Look through the listing for the word "применения". Copy each line that has it.

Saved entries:
********************

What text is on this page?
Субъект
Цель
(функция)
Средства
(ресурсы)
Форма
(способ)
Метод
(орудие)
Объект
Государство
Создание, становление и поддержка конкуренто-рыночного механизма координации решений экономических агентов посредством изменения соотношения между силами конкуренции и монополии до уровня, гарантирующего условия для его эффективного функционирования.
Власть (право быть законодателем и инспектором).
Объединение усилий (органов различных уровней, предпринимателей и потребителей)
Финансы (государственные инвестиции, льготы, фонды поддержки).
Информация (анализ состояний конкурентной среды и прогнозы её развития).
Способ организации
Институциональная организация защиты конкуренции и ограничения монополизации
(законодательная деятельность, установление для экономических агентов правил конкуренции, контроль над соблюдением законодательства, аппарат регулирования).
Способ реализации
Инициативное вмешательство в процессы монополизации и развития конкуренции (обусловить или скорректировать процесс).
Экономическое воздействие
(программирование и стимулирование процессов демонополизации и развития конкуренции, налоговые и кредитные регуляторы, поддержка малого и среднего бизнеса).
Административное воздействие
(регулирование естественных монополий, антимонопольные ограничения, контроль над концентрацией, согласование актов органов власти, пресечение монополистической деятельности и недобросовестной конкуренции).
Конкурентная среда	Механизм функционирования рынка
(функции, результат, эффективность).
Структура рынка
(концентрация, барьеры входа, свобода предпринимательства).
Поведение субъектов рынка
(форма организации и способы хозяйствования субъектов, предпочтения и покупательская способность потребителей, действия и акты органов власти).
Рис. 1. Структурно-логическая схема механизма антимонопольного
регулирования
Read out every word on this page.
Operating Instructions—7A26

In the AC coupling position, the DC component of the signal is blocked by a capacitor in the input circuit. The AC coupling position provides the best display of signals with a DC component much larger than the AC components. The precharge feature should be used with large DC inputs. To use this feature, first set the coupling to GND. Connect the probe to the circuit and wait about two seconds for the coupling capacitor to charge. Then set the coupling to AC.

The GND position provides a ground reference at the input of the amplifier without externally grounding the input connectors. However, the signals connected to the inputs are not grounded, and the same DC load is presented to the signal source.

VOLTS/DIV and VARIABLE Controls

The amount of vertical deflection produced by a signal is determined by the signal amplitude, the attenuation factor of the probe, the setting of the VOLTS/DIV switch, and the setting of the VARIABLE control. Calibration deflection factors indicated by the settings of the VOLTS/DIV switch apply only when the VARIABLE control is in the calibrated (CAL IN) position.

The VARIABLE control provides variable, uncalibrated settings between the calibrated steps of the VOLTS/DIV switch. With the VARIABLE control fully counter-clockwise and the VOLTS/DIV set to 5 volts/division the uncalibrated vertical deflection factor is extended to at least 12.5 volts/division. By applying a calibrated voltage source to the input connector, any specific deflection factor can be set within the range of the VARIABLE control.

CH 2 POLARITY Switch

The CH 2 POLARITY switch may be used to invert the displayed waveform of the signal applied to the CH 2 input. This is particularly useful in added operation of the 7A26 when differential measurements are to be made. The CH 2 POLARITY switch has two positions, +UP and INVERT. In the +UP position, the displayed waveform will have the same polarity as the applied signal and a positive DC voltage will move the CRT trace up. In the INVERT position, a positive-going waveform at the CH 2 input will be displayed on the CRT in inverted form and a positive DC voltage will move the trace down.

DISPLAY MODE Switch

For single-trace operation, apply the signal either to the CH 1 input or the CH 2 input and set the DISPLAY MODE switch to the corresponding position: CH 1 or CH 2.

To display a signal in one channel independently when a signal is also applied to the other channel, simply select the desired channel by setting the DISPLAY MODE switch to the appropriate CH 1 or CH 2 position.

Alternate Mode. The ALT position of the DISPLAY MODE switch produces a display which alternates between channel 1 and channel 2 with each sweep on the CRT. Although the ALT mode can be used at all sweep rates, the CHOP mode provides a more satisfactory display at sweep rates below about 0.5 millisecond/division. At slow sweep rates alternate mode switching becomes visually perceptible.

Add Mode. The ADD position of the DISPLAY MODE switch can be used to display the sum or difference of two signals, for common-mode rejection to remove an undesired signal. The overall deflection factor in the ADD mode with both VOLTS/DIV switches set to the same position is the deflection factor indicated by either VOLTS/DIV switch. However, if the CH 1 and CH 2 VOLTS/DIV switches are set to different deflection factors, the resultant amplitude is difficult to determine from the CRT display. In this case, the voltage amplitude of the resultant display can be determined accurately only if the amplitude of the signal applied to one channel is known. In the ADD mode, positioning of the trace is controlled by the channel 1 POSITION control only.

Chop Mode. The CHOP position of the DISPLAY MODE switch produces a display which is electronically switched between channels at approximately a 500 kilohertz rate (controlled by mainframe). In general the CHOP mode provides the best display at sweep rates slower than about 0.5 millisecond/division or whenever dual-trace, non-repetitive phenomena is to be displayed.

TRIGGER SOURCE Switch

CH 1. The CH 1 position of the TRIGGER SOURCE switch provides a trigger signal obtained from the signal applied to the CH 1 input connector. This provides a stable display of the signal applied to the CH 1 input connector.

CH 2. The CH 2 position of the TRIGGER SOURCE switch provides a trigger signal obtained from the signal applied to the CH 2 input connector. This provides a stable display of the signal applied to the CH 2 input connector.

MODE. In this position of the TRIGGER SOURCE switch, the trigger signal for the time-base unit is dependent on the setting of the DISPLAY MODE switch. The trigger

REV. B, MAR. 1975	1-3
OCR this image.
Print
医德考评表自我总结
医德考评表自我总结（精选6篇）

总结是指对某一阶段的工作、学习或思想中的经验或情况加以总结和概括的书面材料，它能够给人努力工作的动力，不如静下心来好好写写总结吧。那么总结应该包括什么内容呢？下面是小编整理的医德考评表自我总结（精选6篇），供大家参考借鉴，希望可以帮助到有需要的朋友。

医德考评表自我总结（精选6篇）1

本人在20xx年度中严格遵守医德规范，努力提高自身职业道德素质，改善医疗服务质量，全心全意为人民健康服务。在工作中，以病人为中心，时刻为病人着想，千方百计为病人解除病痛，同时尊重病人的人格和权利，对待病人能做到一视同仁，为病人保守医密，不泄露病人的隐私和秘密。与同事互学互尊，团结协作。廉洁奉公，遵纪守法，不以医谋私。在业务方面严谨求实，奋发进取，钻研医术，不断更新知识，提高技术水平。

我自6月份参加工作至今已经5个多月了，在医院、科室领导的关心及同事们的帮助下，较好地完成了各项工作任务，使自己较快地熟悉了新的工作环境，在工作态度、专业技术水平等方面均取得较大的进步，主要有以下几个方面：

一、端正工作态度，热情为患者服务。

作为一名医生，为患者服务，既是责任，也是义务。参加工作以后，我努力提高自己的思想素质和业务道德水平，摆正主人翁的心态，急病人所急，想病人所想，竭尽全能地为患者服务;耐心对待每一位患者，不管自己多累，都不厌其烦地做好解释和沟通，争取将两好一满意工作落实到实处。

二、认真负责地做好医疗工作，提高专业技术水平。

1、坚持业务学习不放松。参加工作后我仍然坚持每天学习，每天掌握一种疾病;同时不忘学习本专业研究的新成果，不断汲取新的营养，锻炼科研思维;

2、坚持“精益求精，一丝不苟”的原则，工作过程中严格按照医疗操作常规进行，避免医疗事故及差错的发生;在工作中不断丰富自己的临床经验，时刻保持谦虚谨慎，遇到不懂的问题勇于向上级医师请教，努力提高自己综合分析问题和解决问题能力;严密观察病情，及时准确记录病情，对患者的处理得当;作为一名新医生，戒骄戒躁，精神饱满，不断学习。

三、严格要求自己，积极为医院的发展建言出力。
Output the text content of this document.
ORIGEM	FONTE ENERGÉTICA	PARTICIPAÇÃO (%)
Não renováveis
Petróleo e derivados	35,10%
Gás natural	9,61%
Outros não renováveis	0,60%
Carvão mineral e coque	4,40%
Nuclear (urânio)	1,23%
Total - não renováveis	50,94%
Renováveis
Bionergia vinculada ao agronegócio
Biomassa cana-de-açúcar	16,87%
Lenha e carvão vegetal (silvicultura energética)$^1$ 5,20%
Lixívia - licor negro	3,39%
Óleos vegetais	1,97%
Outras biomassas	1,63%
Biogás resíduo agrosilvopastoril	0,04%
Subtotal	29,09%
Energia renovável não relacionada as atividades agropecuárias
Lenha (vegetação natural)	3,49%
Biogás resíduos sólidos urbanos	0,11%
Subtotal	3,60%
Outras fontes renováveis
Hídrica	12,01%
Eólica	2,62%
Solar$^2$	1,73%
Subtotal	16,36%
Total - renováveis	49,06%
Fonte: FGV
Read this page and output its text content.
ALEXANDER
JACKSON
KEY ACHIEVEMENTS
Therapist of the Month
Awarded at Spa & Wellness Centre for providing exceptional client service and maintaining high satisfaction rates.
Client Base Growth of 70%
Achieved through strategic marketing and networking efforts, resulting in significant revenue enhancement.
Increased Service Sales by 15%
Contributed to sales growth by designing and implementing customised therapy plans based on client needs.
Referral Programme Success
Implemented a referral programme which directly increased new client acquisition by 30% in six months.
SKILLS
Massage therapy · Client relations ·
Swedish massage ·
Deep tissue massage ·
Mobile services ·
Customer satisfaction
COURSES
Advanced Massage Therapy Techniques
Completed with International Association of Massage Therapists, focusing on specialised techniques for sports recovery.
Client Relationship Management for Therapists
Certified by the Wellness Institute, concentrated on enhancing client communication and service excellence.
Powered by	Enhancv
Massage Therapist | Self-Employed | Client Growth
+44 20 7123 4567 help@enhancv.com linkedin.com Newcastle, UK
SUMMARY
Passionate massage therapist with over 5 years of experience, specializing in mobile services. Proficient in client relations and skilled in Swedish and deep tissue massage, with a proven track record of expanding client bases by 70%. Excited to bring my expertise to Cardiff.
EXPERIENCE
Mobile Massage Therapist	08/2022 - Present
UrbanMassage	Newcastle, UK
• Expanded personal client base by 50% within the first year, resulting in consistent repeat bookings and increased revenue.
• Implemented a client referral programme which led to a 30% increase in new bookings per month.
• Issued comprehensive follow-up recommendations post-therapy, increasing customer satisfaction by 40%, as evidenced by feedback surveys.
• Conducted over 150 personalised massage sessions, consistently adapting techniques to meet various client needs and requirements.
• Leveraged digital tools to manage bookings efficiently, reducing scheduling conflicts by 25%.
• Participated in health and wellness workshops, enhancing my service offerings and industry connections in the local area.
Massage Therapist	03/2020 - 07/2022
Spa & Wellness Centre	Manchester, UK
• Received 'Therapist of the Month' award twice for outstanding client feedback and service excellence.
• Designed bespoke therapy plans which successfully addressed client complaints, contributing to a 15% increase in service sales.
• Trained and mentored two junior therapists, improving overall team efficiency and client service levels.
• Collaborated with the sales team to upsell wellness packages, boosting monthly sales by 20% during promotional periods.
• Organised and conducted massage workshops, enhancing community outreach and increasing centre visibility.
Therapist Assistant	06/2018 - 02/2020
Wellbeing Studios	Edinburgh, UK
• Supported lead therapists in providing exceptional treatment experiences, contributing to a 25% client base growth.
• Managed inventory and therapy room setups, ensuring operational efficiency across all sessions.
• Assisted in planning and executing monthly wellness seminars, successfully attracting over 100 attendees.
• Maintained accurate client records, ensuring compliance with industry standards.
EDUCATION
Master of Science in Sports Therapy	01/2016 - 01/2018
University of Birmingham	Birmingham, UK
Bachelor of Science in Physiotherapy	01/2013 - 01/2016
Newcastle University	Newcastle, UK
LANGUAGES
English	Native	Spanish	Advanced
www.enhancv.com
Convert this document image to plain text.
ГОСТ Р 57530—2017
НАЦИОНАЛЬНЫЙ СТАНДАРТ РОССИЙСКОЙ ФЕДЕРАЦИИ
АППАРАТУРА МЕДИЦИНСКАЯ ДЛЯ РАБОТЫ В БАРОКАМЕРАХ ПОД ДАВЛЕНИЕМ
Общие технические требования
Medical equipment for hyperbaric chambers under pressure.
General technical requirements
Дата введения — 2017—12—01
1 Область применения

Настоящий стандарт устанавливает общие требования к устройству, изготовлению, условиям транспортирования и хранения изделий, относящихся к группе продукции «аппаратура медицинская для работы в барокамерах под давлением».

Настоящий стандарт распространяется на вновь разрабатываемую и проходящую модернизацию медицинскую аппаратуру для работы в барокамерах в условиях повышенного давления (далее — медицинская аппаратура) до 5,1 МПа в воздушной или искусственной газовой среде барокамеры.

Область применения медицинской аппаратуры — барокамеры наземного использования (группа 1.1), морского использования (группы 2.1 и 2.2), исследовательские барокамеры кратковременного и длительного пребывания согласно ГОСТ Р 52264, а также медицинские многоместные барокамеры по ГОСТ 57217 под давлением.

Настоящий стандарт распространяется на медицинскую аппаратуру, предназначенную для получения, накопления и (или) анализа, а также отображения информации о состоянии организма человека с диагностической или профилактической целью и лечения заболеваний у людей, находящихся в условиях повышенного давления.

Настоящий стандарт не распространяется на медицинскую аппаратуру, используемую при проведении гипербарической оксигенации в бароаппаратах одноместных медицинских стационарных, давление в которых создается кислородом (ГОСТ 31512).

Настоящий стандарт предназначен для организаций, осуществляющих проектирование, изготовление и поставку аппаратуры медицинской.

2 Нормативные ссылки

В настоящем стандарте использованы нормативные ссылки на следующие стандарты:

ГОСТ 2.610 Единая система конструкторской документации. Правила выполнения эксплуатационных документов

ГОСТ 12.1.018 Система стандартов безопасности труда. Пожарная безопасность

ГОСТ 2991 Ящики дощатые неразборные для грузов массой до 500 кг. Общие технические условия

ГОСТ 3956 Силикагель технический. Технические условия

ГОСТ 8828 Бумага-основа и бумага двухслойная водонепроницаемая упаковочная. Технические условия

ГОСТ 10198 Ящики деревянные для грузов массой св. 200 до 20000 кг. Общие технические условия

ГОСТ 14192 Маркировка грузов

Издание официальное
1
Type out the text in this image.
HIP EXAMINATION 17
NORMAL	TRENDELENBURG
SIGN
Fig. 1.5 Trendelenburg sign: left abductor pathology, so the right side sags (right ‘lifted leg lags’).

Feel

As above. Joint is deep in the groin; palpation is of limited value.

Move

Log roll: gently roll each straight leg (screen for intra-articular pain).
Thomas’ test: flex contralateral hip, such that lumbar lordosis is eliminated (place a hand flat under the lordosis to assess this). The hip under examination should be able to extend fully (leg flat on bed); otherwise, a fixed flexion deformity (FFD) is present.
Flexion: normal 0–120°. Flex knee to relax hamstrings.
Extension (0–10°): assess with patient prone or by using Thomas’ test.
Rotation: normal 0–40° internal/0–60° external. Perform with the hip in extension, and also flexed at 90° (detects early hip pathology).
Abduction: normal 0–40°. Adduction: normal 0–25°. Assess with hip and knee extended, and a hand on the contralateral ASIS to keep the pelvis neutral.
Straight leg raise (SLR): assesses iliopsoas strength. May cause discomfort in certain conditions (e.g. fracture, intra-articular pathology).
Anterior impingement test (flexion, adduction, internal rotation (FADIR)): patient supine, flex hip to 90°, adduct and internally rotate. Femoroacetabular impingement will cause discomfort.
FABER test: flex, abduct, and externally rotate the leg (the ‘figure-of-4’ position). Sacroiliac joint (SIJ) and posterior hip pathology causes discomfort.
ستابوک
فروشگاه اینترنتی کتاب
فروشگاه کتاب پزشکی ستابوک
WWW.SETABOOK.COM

********************

# EXERCISE RESULT:
1 Область применения
Область применения медицинской аппаратуры — барокамеры наземного использования (группа 1.1), морского использования (группы 2.1 и 2.2), исследовательские барокамеры кратковременного и длительного пребывания согласно ГОСТ Р 52264, а также медицинские многоместные барокамеры по ГОСТ 57217 под давлением.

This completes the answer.